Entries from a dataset
=-=-=

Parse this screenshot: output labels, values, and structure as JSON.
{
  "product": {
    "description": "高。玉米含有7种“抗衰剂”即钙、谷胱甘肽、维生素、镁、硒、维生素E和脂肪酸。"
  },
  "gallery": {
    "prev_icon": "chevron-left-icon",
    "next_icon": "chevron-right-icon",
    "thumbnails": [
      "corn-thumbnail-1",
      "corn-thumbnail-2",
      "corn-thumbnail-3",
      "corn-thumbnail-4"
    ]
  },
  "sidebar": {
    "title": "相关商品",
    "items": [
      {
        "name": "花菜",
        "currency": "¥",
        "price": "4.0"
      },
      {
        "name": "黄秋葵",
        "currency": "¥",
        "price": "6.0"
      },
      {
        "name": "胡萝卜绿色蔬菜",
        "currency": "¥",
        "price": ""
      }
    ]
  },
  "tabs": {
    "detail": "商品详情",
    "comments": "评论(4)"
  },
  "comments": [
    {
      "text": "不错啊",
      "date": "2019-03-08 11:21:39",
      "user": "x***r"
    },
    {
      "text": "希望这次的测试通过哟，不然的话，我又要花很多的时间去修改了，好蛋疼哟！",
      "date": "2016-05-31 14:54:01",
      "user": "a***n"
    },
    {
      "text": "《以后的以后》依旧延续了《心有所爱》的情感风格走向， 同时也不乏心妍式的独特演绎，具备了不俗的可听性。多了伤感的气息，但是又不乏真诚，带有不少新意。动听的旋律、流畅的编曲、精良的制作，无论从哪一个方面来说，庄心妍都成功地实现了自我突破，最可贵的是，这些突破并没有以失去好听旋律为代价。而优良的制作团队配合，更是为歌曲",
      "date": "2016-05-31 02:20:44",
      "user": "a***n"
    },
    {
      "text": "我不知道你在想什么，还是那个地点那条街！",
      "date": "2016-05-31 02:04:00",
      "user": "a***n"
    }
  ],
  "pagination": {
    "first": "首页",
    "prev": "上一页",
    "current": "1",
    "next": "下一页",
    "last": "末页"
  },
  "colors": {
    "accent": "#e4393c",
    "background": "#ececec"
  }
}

=-=-=

Exercise instructions
Reproduce each entry above exactly, keeping every word.

Completed exercise
Parse this screenshot: output labels, values, and structure as JSON.
{
  "product": {
    "description": "高。玉米含有7种“抗衰剂”即钙、谷胱甘肽、维生素、镁、硒、维生素E和脂肪酸。"
  },
  "gallery": {
    "prev_icon": "chevron-left-icon",
    "next_icon": "chevron-right-icon",
    "thumbnails": [
      "corn-thumbnail-1",
      "corn-thumbnail-2",
      "corn-thumbnail-3",
      "corn-thumbnail-4"
    ]
  },
  "sidebar": {
    "title": "相关商品",
    "items": [
      {
        "name": "花菜",
        "currency": "¥",
        "price": "4.0"
      },
      {
        "name": "黄秋葵",
        "currency": "¥",
        "price": "6.0"
      },
      {
        "name": "胡萝卜绿色蔬菜",
        "currency": "¥",
        "price": ""
      }
    ]
  },
  "tabs": {
    "detail": "商品详情",
    "comments": "评论(4)"
  },
  "comments": [
    {
      "text": "不错啊",
      "date": "2019-03-08 11:21:39",
      "user": "x***r"
    },
    {
      "text": "希望这次的测试通过哟，不然的话，我又要花很多的时间去修改了，好蛋疼哟！",
      "date": "2016-05-31 14:54:01",
      "user": "a***n"
    },
    {
      "text": "《以后的以后》依旧延续了《心有所爱》的情感风格走向， 同时也不乏心妍式的独特演绎，具备了不俗的可听性。多了伤感的气息，但是又不乏真诚，带有不少新意。动听的旋律、流畅的编曲、精良的制作，无论从哪一个方面来说，庄心妍都成功地实现了自我突破，最可贵的是，这些突破并没有以失去好听旋律为代价。而优良的制作团队配合，更是为歌曲",
      "date": "2016-05-31 02:20:44",
      "user": "a***n"
    },
    {
      "text": "我不知道你在想什么，还是那个地点那条街！",
      "date": "2016-05-31 02:04:00",
      "user": "a***n"
    }
  ],
  "pagination": {
    "first": "首页",
    "prev": "上一页",
    "current": "1",
    "next": "下一页",
    "last": "末页"
  },
  "colors": {
    "accent": "#e4393c",
    "background": "#ececec"
  }
}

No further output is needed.